Scan the material that follows. Copy every line containing the word "filing".

**WORKING DATA**:
╔══
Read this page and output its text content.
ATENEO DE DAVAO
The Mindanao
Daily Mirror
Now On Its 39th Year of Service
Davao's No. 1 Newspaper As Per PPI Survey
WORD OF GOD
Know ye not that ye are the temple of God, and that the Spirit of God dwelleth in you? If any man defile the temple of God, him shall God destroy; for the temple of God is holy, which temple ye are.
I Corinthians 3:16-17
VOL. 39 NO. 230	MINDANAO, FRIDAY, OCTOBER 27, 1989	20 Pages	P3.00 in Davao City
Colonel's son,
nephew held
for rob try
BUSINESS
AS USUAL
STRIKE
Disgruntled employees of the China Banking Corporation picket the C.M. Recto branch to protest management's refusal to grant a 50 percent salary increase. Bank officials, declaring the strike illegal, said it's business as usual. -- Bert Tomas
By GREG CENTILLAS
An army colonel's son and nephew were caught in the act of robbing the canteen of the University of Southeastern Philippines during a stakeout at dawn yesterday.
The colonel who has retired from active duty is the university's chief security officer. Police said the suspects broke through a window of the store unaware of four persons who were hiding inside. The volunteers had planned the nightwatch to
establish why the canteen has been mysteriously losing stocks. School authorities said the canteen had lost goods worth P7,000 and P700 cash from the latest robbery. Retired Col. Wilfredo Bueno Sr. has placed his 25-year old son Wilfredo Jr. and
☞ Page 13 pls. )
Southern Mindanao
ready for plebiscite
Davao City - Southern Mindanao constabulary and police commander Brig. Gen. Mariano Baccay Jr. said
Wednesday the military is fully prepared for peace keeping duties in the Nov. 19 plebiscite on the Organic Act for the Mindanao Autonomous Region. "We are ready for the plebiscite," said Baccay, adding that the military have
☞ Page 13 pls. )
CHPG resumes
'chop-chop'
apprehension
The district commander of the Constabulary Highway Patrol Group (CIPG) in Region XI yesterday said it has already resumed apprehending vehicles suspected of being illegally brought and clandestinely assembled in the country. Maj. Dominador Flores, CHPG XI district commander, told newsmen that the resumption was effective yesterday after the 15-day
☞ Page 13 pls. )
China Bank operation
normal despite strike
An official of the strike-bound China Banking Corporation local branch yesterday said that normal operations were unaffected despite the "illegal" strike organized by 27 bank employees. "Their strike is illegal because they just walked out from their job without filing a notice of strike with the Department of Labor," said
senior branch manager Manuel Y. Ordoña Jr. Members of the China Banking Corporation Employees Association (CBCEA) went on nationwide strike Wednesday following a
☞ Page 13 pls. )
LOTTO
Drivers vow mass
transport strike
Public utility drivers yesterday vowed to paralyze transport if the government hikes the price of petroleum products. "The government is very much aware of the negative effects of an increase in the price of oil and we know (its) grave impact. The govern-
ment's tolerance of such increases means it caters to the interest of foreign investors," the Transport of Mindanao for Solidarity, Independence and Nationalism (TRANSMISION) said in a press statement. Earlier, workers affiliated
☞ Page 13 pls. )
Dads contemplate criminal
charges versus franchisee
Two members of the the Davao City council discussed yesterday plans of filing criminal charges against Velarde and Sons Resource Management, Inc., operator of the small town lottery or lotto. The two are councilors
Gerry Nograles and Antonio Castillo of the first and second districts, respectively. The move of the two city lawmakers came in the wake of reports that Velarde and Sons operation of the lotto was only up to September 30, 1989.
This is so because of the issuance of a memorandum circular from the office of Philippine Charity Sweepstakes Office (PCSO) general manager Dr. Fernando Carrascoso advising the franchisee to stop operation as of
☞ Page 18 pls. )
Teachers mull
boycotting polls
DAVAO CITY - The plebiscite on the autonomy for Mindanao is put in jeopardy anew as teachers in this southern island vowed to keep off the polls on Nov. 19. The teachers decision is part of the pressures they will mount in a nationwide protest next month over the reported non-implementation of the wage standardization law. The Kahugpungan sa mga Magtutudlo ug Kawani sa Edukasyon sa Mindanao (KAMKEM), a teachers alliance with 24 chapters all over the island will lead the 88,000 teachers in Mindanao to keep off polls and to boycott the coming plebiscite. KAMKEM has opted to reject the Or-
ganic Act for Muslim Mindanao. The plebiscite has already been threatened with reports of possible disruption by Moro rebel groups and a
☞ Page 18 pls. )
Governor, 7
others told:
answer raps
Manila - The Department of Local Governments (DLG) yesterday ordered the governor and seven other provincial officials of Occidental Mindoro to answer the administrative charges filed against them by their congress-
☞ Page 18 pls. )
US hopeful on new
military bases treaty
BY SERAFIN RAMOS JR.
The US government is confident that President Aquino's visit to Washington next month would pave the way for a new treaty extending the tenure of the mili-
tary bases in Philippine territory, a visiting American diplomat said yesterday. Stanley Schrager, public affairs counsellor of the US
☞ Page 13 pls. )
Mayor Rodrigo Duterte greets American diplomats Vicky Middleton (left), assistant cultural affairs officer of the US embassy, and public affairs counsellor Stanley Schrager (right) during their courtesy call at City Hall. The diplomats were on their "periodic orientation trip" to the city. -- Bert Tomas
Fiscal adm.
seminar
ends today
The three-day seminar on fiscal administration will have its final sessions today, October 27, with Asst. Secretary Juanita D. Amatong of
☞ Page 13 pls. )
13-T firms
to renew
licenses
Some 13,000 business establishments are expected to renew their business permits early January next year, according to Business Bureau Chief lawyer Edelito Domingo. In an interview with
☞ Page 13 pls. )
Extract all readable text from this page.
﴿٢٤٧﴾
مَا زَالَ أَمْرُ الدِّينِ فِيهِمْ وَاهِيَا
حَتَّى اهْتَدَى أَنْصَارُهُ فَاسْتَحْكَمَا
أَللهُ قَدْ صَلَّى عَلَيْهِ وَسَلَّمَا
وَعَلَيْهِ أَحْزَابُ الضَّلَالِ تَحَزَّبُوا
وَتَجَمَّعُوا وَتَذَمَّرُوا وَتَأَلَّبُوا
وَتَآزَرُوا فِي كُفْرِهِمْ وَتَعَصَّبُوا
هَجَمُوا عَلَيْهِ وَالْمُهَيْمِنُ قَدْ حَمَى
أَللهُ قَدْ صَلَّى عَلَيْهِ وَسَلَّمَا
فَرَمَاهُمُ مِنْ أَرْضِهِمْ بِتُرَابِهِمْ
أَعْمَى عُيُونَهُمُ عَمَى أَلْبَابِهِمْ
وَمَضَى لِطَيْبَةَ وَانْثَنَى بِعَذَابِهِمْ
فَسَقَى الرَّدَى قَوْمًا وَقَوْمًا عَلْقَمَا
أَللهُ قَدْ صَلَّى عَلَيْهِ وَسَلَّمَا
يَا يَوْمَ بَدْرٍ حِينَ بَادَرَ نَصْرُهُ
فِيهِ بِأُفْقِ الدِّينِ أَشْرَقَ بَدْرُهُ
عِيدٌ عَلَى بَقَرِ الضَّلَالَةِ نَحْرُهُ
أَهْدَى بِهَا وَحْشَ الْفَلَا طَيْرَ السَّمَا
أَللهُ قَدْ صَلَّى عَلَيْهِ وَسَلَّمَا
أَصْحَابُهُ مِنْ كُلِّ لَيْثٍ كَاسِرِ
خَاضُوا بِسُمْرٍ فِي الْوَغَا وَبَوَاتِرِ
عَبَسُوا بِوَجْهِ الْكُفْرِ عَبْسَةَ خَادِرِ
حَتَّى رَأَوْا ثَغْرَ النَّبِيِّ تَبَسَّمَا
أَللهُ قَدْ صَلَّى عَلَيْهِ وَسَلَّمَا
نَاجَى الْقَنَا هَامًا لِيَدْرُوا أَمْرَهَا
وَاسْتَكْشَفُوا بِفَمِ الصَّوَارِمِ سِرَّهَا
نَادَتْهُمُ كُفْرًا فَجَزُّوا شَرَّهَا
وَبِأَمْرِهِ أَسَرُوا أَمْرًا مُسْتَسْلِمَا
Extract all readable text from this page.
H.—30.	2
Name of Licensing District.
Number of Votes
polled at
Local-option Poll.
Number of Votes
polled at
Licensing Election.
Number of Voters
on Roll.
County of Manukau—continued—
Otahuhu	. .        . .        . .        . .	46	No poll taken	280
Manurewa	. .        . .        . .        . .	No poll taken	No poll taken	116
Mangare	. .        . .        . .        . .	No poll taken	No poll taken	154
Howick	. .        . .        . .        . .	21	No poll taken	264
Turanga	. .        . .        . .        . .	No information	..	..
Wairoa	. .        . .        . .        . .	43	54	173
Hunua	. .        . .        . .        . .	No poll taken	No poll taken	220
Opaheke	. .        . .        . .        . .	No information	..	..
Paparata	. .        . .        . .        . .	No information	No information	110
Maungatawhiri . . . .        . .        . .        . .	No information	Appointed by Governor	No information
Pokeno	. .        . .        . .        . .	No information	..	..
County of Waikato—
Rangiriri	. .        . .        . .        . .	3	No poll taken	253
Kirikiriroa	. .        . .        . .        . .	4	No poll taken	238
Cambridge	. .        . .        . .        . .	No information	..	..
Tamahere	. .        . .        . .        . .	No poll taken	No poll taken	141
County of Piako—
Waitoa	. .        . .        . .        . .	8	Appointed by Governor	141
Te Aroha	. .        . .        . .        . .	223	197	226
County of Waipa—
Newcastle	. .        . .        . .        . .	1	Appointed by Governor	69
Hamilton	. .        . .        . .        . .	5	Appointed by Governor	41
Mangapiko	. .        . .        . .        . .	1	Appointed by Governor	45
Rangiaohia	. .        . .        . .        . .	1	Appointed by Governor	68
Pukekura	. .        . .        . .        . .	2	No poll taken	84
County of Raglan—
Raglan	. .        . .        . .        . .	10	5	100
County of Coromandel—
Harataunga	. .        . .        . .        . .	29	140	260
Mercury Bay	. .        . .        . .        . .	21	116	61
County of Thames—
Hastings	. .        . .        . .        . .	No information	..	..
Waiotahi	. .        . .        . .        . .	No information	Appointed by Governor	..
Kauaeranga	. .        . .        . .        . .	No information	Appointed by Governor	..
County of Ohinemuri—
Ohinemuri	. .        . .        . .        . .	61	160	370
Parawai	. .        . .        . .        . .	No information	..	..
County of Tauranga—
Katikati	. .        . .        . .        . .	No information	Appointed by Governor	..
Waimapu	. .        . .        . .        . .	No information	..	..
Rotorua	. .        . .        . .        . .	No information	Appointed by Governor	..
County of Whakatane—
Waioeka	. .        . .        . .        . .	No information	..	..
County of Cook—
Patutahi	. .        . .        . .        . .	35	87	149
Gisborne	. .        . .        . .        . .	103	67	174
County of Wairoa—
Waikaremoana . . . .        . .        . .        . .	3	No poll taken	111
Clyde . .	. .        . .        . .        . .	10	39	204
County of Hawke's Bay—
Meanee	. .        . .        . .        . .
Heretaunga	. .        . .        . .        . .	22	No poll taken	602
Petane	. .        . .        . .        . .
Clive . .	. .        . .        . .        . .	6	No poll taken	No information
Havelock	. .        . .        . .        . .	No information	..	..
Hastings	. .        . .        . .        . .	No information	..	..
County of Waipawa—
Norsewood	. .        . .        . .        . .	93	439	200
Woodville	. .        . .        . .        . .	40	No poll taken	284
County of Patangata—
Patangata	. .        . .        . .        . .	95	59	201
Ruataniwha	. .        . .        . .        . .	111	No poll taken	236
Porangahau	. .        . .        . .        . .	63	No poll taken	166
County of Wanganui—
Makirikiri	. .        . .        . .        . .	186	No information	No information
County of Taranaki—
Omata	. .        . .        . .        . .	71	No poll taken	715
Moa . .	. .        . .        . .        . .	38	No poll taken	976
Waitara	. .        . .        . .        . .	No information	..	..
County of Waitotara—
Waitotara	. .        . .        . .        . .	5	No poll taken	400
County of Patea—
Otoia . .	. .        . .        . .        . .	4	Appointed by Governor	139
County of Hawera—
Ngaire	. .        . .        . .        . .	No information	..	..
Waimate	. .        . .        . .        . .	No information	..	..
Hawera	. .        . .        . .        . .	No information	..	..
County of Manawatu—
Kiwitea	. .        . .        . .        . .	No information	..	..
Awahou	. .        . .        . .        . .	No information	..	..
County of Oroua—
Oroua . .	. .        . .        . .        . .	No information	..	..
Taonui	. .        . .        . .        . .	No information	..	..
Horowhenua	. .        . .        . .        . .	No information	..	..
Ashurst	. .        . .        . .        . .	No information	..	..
╚══
**SOLUTION TO THIS PROBLEM**:
An official of the strike-bound China Banking Corporation local branch yesterday said that normal operations were unaffected despite the "illegal" strike organized by 27 bank employees. "Their strike is illegal because they just walked out from their job without filing a notice of strike with the Department of Labor," said
Two members of the the Davao City council discussed yesterday plans of filing criminal charges against Velarde and Sons Resource Management, Inc., operator of the small town lottery or lotto. The two are councilors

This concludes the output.